BEGIN Record list

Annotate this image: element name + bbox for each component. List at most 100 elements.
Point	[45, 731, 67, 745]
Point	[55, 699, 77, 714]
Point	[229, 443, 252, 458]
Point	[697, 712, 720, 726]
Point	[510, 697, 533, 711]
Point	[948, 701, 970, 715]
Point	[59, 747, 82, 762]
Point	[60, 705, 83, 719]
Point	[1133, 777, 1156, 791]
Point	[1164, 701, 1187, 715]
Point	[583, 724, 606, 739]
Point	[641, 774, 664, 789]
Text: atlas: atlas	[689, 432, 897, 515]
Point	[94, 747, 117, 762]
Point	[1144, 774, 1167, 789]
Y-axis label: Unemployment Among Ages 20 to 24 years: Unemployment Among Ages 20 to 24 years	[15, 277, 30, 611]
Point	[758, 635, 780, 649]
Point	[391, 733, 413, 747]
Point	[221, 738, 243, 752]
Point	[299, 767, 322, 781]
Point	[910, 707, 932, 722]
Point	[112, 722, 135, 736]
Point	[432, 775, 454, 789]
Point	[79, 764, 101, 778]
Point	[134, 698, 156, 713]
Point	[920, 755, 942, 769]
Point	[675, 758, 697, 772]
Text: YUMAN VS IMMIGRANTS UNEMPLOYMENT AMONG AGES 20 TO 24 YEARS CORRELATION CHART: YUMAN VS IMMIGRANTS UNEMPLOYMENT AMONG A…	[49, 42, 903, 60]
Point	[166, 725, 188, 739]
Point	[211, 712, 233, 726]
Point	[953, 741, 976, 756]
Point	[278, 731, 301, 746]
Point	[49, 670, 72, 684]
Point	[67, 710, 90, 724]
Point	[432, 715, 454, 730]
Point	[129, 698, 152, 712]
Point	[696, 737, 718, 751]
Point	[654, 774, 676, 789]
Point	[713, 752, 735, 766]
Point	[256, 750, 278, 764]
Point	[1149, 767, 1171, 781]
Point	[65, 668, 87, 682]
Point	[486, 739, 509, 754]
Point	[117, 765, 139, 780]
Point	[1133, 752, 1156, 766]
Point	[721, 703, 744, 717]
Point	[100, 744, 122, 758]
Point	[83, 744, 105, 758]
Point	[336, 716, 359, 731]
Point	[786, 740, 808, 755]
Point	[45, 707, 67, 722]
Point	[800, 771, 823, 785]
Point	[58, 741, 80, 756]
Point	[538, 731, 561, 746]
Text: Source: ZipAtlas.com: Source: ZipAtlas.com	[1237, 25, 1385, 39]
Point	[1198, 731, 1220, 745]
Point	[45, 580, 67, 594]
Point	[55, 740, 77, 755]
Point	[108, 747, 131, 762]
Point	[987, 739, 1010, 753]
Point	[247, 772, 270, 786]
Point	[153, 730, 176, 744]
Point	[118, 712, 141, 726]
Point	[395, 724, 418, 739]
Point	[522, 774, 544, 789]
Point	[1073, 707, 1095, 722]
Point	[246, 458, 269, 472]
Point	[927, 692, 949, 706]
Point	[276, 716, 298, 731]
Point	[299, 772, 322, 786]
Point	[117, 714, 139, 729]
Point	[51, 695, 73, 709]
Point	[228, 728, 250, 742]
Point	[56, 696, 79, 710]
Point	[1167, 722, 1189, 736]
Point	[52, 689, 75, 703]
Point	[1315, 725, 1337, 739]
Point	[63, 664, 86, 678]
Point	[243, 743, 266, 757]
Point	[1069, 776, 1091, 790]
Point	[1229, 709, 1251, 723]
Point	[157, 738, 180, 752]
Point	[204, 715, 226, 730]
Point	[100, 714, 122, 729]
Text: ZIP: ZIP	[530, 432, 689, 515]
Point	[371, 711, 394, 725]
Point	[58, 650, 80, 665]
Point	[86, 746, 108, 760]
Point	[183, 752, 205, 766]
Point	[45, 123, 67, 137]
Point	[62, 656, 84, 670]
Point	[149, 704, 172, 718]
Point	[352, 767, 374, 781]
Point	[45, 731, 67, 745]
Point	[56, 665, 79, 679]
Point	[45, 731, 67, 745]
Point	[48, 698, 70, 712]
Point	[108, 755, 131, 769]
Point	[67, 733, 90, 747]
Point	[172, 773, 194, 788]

END Record list

**Challenge**
Can you output every line of the listing above verbatim, with nothing changed?

**Answer to this task**
Annotate this image: element name + bbox for each component. List at most 100 elements.
Point	[45, 731, 67, 745]
Point	[55, 699, 77, 714]
Point	[229, 443, 252, 458]
Point	[697, 712, 720, 726]
Point	[510, 697, 533, 711]
Point	[948, 701, 970, 715]
Point	[59, 747, 82, 762]
Point	[60, 705, 83, 719]
Point	[1133, 777, 1156, 791]
Point	[1164, 701, 1187, 715]
Point	[583, 724, 606, 739]
Point	[641, 774, 664, 789]
Text: atlas: atlas	[689, 432, 897, 515]
Point	[94, 747, 117, 762]
Point	[1144, 774, 1167, 789]
Y-axis label: Unemployment Among Ages 20 to 24 years: Unemployment Among Ages 20 to 24 years	[15, 277, 30, 611]
Point	[758, 635, 780, 649]
Point	[391, 733, 413, 747]
Point	[221, 738, 243, 752]
Point	[299, 767, 322, 781]
Point	[910, 707, 932, 722]
Point	[112, 722, 135, 736]
Point	[432, 775, 454, 789]
Point	[79, 764, 101, 778]
Point	[134, 698, 156, 713]
Point	[920, 755, 942, 769]
Point	[675, 758, 697, 772]
Text: YUMAN VS IMMIGRANTS UNEMPLOYMENT AMONG AGES 20 TO 24 YEARS CORRELATION CHART: YUMAN VS IMMIGRANTS UNEMPLOYMENT AMONG A…	[49, 42, 903, 60]
Point	[166, 725, 188, 739]
Point	[211, 712, 233, 726]
Point	[953, 741, 976, 756]
Point	[278, 731, 301, 746]
Point	[49, 670, 72, 684]
Point	[67, 710, 90, 724]
Point	[432, 715, 454, 730]
Point	[129, 698, 152, 712]
Point	[696, 737, 718, 751]
Point	[654, 774, 676, 789]
Point	[713, 752, 735, 766]
Point	[256, 750, 278, 764]
Point	[1149, 767, 1171, 781]
Point	[65, 668, 87, 682]
Point	[486, 739, 509, 754]
Point	[117, 765, 139, 780]
Point	[1133, 752, 1156, 766]
Point	[721, 703, 744, 717]
Point	[100, 744, 122, 758]
Point	[83, 744, 105, 758]
Point	[336, 716, 359, 731]
Point	[786, 740, 808, 755]
Point	[45, 707, 67, 722]
Point	[800, 771, 823, 785]
Point	[58, 741, 80, 756]
Point	[538, 731, 561, 746]
Text: Source: ZipAtlas.com: Source: ZipAtlas.com	[1237, 25, 1385, 39]
Point	[1198, 731, 1220, 745]
Point	[45, 580, 67, 594]
Point	[55, 740, 77, 755]
Point	[108, 747, 131, 762]
Point	[987, 739, 1010, 753]
Point	[247, 772, 270, 786]
Point	[153, 730, 176, 744]
Point	[118, 712, 141, 726]
Point	[395, 724, 418, 739]
Point	[522, 774, 544, 789]
Point	[1073, 707, 1095, 722]
Point	[246, 458, 269, 472]
Point	[927, 692, 949, 706]
Point	[276, 716, 298, 731]
Point	[299, 772, 322, 786]
Point	[117, 714, 139, 729]
Point	[51, 695, 73, 709]
Point	[228, 728, 250, 742]
Point	[56, 696, 79, 710]
Point	[1167, 722, 1189, 736]
Point	[52, 689, 75, 703]
Point	[1315, 725, 1337, 739]
Point	[63, 664, 86, 678]
Point	[243, 743, 266, 757]
Point	[1069, 776, 1091, 790]
Point	[1229, 709, 1251, 723]
Point	[157, 738, 180, 752]
Point	[204, 715, 226, 730]
Point	[100, 714, 122, 729]
Text: ZIP: ZIP	[530, 432, 689, 515]
Point	[371, 711, 394, 725]
Point	[58, 650, 80, 665]
Point	[86, 746, 108, 760]
Point	[183, 752, 205, 766]
Point	[45, 123, 67, 137]
Point	[62, 656, 84, 670]
Point	[149, 704, 172, 718]
Point	[352, 767, 374, 781]
Point	[45, 731, 67, 745]
Point	[56, 665, 79, 679]
Point	[45, 731, 67, 745]
Point	[48, 698, 70, 712]
Point	[108, 755, 131, 769]
Point	[67, 733, 90, 747]
Point	[172, 773, 194, 788]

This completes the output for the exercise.